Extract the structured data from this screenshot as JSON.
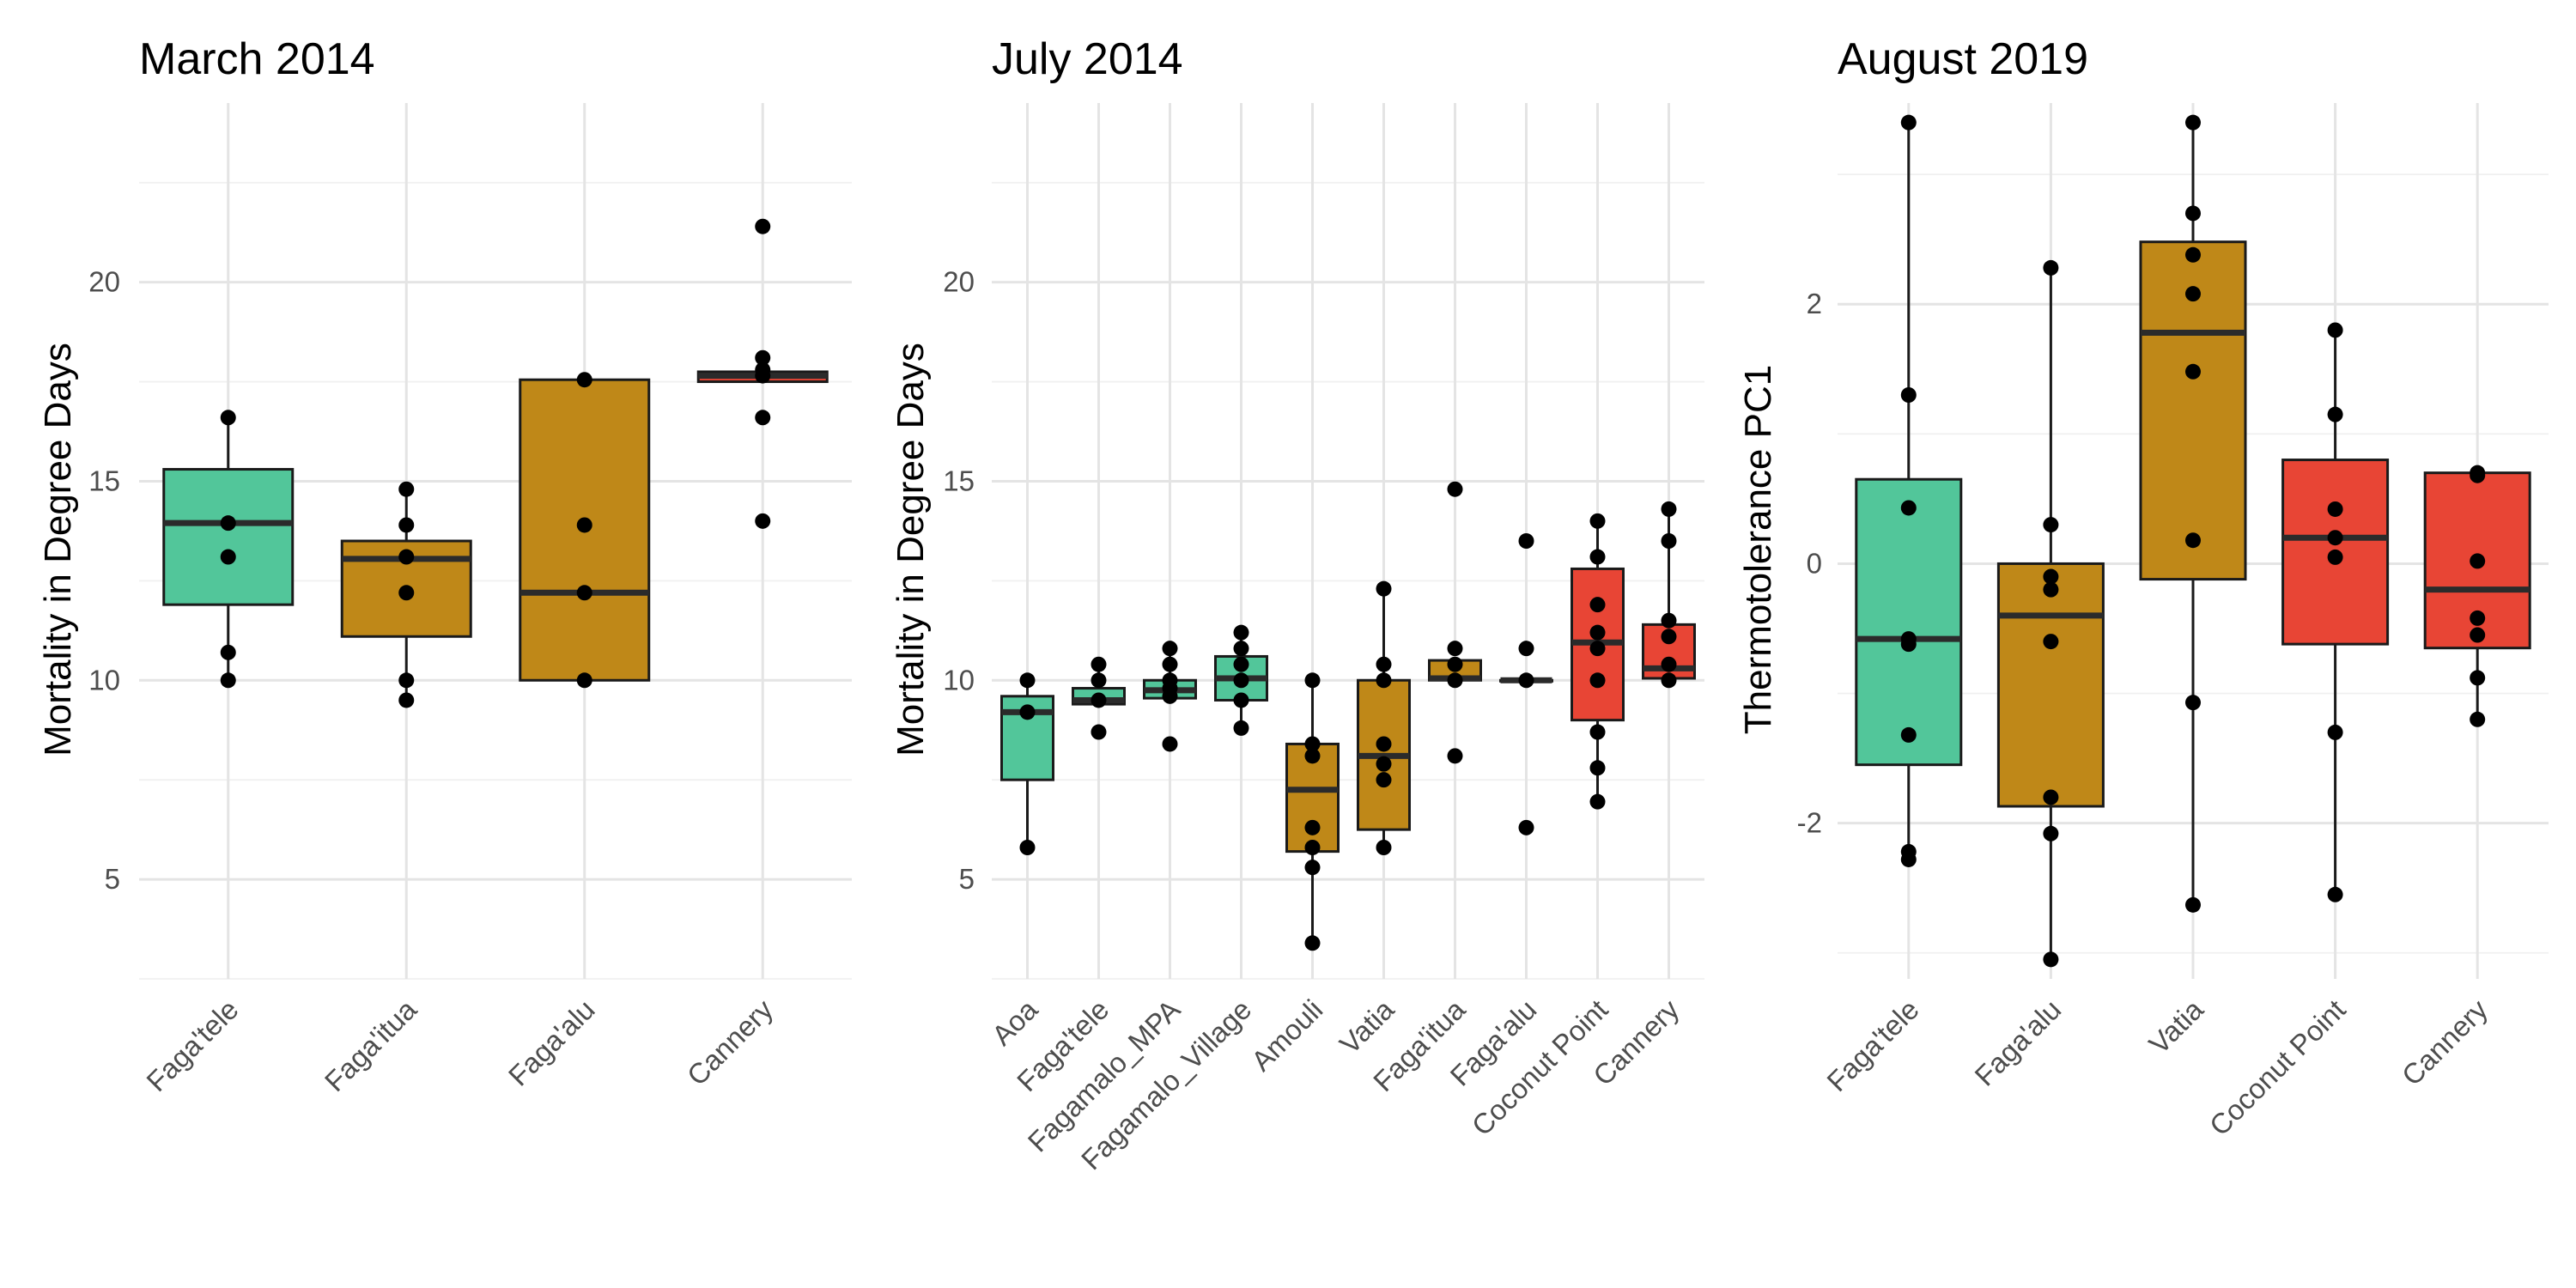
{
  "chart_data": [
    {
      "type": "box",
      "title": "March 2014",
      "ylabel": "Mortality in Degree Days",
      "ylim": [
        2.5,
        24.5
      ],
      "yticks": [
        5,
        10,
        15,
        20
      ],
      "categories": [
        "Faga'tele",
        "Faga'itua",
        "Faga'alu",
        "Cannery"
      ],
      "boxes": [
        {
          "category": "Faga'tele",
          "color": "#52c69a",
          "q1": 11.9,
          "median": 13.95,
          "q3": 15.3,
          "whisker_low": 10.0,
          "whisker_high": 16.6,
          "points": [
            16.6,
            13.95,
            13.1,
            10.7,
            10.0
          ]
        },
        {
          "category": "Faga'itua",
          "color": "#bf8818",
          "q1": 11.1,
          "median": 13.05,
          "q3": 13.5,
          "whisker_low": 9.5,
          "whisker_high": 14.8,
          "points": [
            14.8,
            13.9,
            13.1,
            12.2,
            10.0,
            9.5
          ]
        },
        {
          "category": "Faga'alu",
          "color": "#bf8818",
          "q1": 10.0,
          "median": 12.2,
          "q3": 17.55,
          "whisker_low": 10.0,
          "whisker_high": 17.55,
          "points": [
            17.55,
            13.9,
            12.2,
            10.0
          ]
        },
        {
          "category": "Cannery",
          "color": "#e84535",
          "q1": 17.5,
          "median": 17.65,
          "q3": 17.75,
          "whisker_low": 17.5,
          "whisker_high": 17.75,
          "points": [
            21.4,
            18.1,
            17.8,
            17.65,
            16.6,
            14.0
          ]
        }
      ]
    },
    {
      "type": "box",
      "title": "July 2014",
      "ylabel": "Mortality in Degree Days",
      "ylim": [
        2.5,
        24.5
      ],
      "yticks": [
        5,
        10,
        15,
        20
      ],
      "categories": [
        "Aoa",
        "Faga'tele",
        "Fagamalo_MPA",
        "Fagamalo_Village",
        "Amouli",
        "Vatia",
        "Faga'itua",
        "Faga'alu",
        "Coconut Point",
        "Cannery"
      ],
      "boxes": [
        {
          "category": "Aoa",
          "color": "#52c69a",
          "q1": 7.5,
          "median": 9.2,
          "q3": 9.6,
          "whisker_low": 5.8,
          "whisker_high": 10.0,
          "points": [
            10.0,
            9.2,
            5.8
          ]
        },
        {
          "category": "Faga'tele",
          "color": "#52c69a",
          "q1": 9.4,
          "median": 9.5,
          "q3": 9.8,
          "whisker_low": 9.4,
          "whisker_high": 10.4,
          "points": [
            10.4,
            10.0,
            9.5,
            8.7
          ]
        },
        {
          "category": "Fagamalo_MPA",
          "color": "#52c69a",
          "q1": 9.55,
          "median": 9.75,
          "q3": 10.0,
          "whisker_low": 9.5,
          "whisker_high": 10.8,
          "points": [
            10.8,
            10.4,
            10.0,
            9.8,
            9.6,
            8.4
          ]
        },
        {
          "category": "Fagamalo_Village",
          "color": "#52c69a",
          "q1": 9.5,
          "median": 10.05,
          "q3": 10.6,
          "whisker_low": 8.8,
          "whisker_high": 11.2,
          "points": [
            11.2,
            10.8,
            10.4,
            10.0,
            9.5,
            8.8
          ]
        },
        {
          "category": "Amouli",
          "color": "#bf8818",
          "q1": 5.7,
          "median": 7.25,
          "q3": 8.4,
          "whisker_low": 3.4,
          "whisker_high": 10.0,
          "points": [
            10.0,
            8.4,
            8.1,
            6.3,
            5.8,
            5.3,
            3.4
          ]
        },
        {
          "category": "Vatia",
          "color": "#bf8818",
          "q1": 6.25,
          "median": 8.1,
          "q3": 10.0,
          "whisker_low": 5.8,
          "whisker_high": 12.3,
          "points": [
            12.3,
            10.4,
            10.0,
            8.4,
            7.9,
            7.5,
            5.8
          ]
        },
        {
          "category": "Faga'itua",
          "color": "#bf8818",
          "q1": 10.0,
          "median": 10.05,
          "q3": 10.5,
          "whisker_low": 10.0,
          "whisker_high": 10.5,
          "points": [
            14.8,
            10.8,
            10.4,
            10.0,
            8.1
          ]
        },
        {
          "category": "Faga'alu",
          "color": "#bf8818",
          "q1": 10.0,
          "median": 10.0,
          "q3": 10.0,
          "whisker_low": 10.0,
          "whisker_high": 10.0,
          "points": [
            13.5,
            10.8,
            10.0,
            6.3
          ]
        },
        {
          "category": "Coconut Point",
          "color": "#e84535",
          "q1": 9.0,
          "median": 10.95,
          "q3": 12.8,
          "whisker_low": 6.95,
          "whisker_high": 14.0,
          "points": [
            14.0,
            13.1,
            11.9,
            11.2,
            10.8,
            10.0,
            8.7,
            7.8,
            6.95
          ]
        },
        {
          "category": "Cannery",
          "color": "#e84535",
          "q1": 10.05,
          "median": 10.3,
          "q3": 11.4,
          "whisker_low": 10.0,
          "whisker_high": 14.3,
          "points": [
            14.3,
            13.5,
            11.5,
            11.1,
            10.4,
            10.0
          ]
        }
      ]
    },
    {
      "type": "box",
      "title": "August 2019",
      "ylabel": "Thermotolerance PC1",
      "ylim": [
        -3.2,
        3.55
      ],
      "yticks": [
        -2,
        0,
        2
      ],
      "categories": [
        "Faga'tele",
        "Faga'alu",
        "Vatia",
        "Coconut Point",
        "Cannery"
      ],
      "boxes": [
        {
          "category": "Faga'tele",
          "color": "#52c69a",
          "q1": -1.55,
          "median": -0.58,
          "q3": 0.65,
          "whisker_low": -2.28,
          "whisker_high": 3.4,
          "points": [
            3.4,
            1.3,
            0.43,
            -0.58,
            -0.62,
            -1.32,
            -2.22,
            -2.28
          ]
        },
        {
          "category": "Faga'alu",
          "color": "#bf8818",
          "q1": -1.87,
          "median": -0.4,
          "q3": 0.0,
          "whisker_low": -3.05,
          "whisker_high": 2.28,
          "points": [
            2.28,
            0.3,
            -0.1,
            -0.2,
            -0.6,
            -1.8,
            -2.08,
            -3.05
          ]
        },
        {
          "category": "Vatia",
          "color": "#bf8818",
          "q1": -0.12,
          "median": 1.78,
          "q3": 2.48,
          "whisker_low": -2.63,
          "whisker_high": 3.4,
          "points": [
            3.4,
            2.7,
            2.38,
            2.08,
            1.48,
            0.18,
            -1.07,
            -2.63
          ]
        },
        {
          "category": "Coconut Point",
          "color": "#e84535",
          "q1": -0.62,
          "median": 0.2,
          "q3": 0.8,
          "whisker_low": -2.55,
          "whisker_high": 1.8,
          "points": [
            1.8,
            1.15,
            0.42,
            0.2,
            0.05,
            -1.3,
            -2.55
          ]
        },
        {
          "category": "Cannery",
          "color": "#e84535",
          "q1": -0.65,
          "median": -0.2,
          "q3": 0.7,
          "whisker_low": -1.2,
          "whisker_high": 0.7,
          "points": [
            0.7,
            0.68,
            0.02,
            -0.42,
            -0.55,
            -0.88,
            -1.2
          ]
        }
      ]
    }
  ]
}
==*==
**OBJECTIVE:** Your copy should repeat each entry above exactly but contain no pictures.

**SOLVED PROBLEM:**
Extract the structured data from this screenshot as JSON.
{
  "chart_data": [
    {
      "type": "box",
      "title": "March 2014",
      "ylabel": "Mortality in Degree Days",
      "ylim": [
        2.5,
        24.5
      ],
      "yticks": [
        5,
        10,
        15,
        20
      ],
      "categories": [
        "Faga'tele",
        "Faga'itua",
        "Faga'alu",
        "Cannery"
      ],
      "boxes": [
        {
          "category": "Faga'tele",
          "color": "#52c69a",
          "q1": 11.9,
          "median": 13.95,
          "q3": 15.3,
          "whisker_low": 10.0,
          "whisker_high": 16.6,
          "points": [
            16.6,
            13.95,
            13.1,
            10.7,
            10.0
          ]
        },
        {
          "category": "Faga'itua",
          "color": "#bf8818",
          "q1": 11.1,
          "median": 13.05,
          "q3": 13.5,
          "whisker_low": 9.5,
          "whisker_high": 14.8,
          "points": [
            14.8,
            13.9,
            13.1,
            12.2,
            10.0,
            9.5
          ]
        },
        {
          "category": "Faga'alu",
          "color": "#bf8818",
          "q1": 10.0,
          "median": 12.2,
          "q3": 17.55,
          "whisker_low": 10.0,
          "whisker_high": 17.55,
          "points": [
            17.55,
            13.9,
            12.2,
            10.0
          ]
        },
        {
          "category": "Cannery",
          "color": "#e84535",
          "q1": 17.5,
          "median": 17.65,
          "q3": 17.75,
          "whisker_low": 17.5,
          "whisker_high": 17.75,
          "points": [
            21.4,
            18.1,
            17.8,
            17.65,
            16.6,
            14.0
          ]
        }
      ]
    },
    {
      "type": "box",
      "title": "July 2014",
      "ylabel": "Mortality in Degree Days",
      "ylim": [
        2.5,
        24.5
      ],
      "yticks": [
        5,
        10,
        15,
        20
      ],
      "categories": [
        "Aoa",
        "Faga'tele",
        "Fagamalo_MPA",
        "Fagamalo_Village",
        "Amouli",
        "Vatia",
        "Faga'itua",
        "Faga'alu",
        "Coconut Point",
        "Cannery"
      ],
      "boxes": [
        {
          "category": "Aoa",
          "color": "#52c69a",
          "q1": 7.5,
          "median": 9.2,
          "q3": 9.6,
          "whisker_low": 5.8,
          "whisker_high": 10.0,
          "points": [
            10.0,
            9.2,
            5.8
          ]
        },
        {
          "category": "Faga'tele",
          "color": "#52c69a",
          "q1": 9.4,
          "median": 9.5,
          "q3": 9.8,
          "whisker_low": 9.4,
          "whisker_high": 10.4,
          "points": [
            10.4,
            10.0,
            9.5,
            8.7
          ]
        },
        {
          "category": "Fagamalo_MPA",
          "color": "#52c69a",
          "q1": 9.55,
          "median": 9.75,
          "q3": 10.0,
          "whisker_low": 9.5,
          "whisker_high": 10.8,
          "points": [
            10.8,
            10.4,
            10.0,
            9.8,
            9.6,
            8.4
          ]
        },
        {
          "category": "Fagamalo_Village",
          "color": "#52c69a",
          "q1": 9.5,
          "median": 10.05,
          "q3": 10.6,
          "whisker_low": 8.8,
          "whisker_high": 11.2,
          "points": [
            11.2,
            10.8,
            10.4,
            10.0,
            9.5,
            8.8
          ]
        },
        {
          "category": "Amouli",
          "color": "#bf8818",
          "q1": 5.7,
          "median": 7.25,
          "q3": 8.4,
          "whisker_low": 3.4,
          "whisker_high": 10.0,
          "points": [
            10.0,
            8.4,
            8.1,
            6.3,
            5.8,
            5.3,
            3.4
          ]
        },
        {
          "category": "Vatia",
          "color": "#bf8818",
          "q1": 6.25,
          "median": 8.1,
          "q3": 10.0,
          "whisker_low": 5.8,
          "whisker_high": 12.3,
          "points": [
            12.3,
            10.4,
            10.0,
            8.4,
            7.9,
            7.5,
            5.8
          ]
        },
        {
          "category": "Faga'itua",
          "color": "#bf8818",
          "q1": 10.0,
          "median": 10.05,
          "q3": 10.5,
          "whisker_low": 10.0,
          "whisker_high": 10.5,
          "points": [
            14.8,
            10.8,
            10.4,
            10.0,
            8.1
          ]
        },
        {
          "category": "Faga'alu",
          "color": "#bf8818",
          "q1": 10.0,
          "median": 10.0,
          "q3": 10.0,
          "whisker_low": 10.0,
          "whisker_high": 10.0,
          "points": [
            13.5,
            10.8,
            10.0,
            6.3
          ]
        },
        {
          "category": "Coconut Point",
          "color": "#e84535",
          "q1": 9.0,
          "median": 10.95,
          "q3": 12.8,
          "whisker_low": 6.95,
          "whisker_high": 14.0,
          "points": [
            14.0,
            13.1,
            11.9,
            11.2,
            10.8,
            10.0,
            8.7,
            7.8,
            6.95
          ]
        },
        {
          "category": "Cannery",
          "color": "#e84535",
          "q1": 10.05,
          "median": 10.3,
          "q3": 11.4,
          "whisker_low": 10.0,
          "whisker_high": 14.3,
          "points": [
            14.3,
            13.5,
            11.5,
            11.1,
            10.4,
            10.0
          ]
        }
      ]
    },
    {
      "type": "box",
      "title": "August 2019",
      "ylabel": "Thermotolerance PC1",
      "ylim": [
        -3.2,
        3.55
      ],
      "yticks": [
        -2,
        0,
        2
      ],
      "categories": [
        "Faga'tele",
        "Faga'alu",
        "Vatia",
        "Coconut Point",
        "Cannery"
      ],
      "boxes": [
        {
          "category": "Faga'tele",
          "color": "#52c69a",
          "q1": -1.55,
          "median": -0.58,
          "q3": 0.65,
          "whisker_low": -2.28,
          "whisker_high": 3.4,
          "points": [
            3.4,
            1.3,
            0.43,
            -0.58,
            -0.62,
            -1.32,
            -2.22,
            -2.28
          ]
        },
        {
          "category": "Faga'alu",
          "color": "#bf8818",
          "q1": -1.87,
          "median": -0.4,
          "q3": 0.0,
          "whisker_low": -3.05,
          "whisker_high": 2.28,
          "points": [
            2.28,
            0.3,
            -0.1,
            -0.2,
            -0.6,
            -1.8,
            -2.08,
            -3.05
          ]
        },
        {
          "category": "Vatia",
          "color": "#bf8818",
          "q1": -0.12,
          "median": 1.78,
          "q3": 2.48,
          "whisker_low": -2.63,
          "whisker_high": 3.4,
          "points": [
            3.4,
            2.7,
            2.38,
            2.08,
            1.48,
            0.18,
            -1.07,
            -2.63
          ]
        },
        {
          "category": "Coconut Point",
          "color": "#e84535",
          "q1": -0.62,
          "median": 0.2,
          "q3": 0.8,
          "whisker_low": -2.55,
          "whisker_high": 1.8,
          "points": [
            1.8,
            1.15,
            0.42,
            0.2,
            0.05,
            -1.3,
            -2.55
          ]
        },
        {
          "category": "Cannery",
          "color": "#e84535",
          "q1": -0.65,
          "median": -0.2,
          "q3": 0.7,
          "whisker_low": -1.2,
          "whisker_high": 0.7,
          "points": [
            0.7,
            0.68,
            0.02,
            -0.42,
            -0.55,
            -0.88,
            -1.2
          ]
        }
      ]
    }
  ]
}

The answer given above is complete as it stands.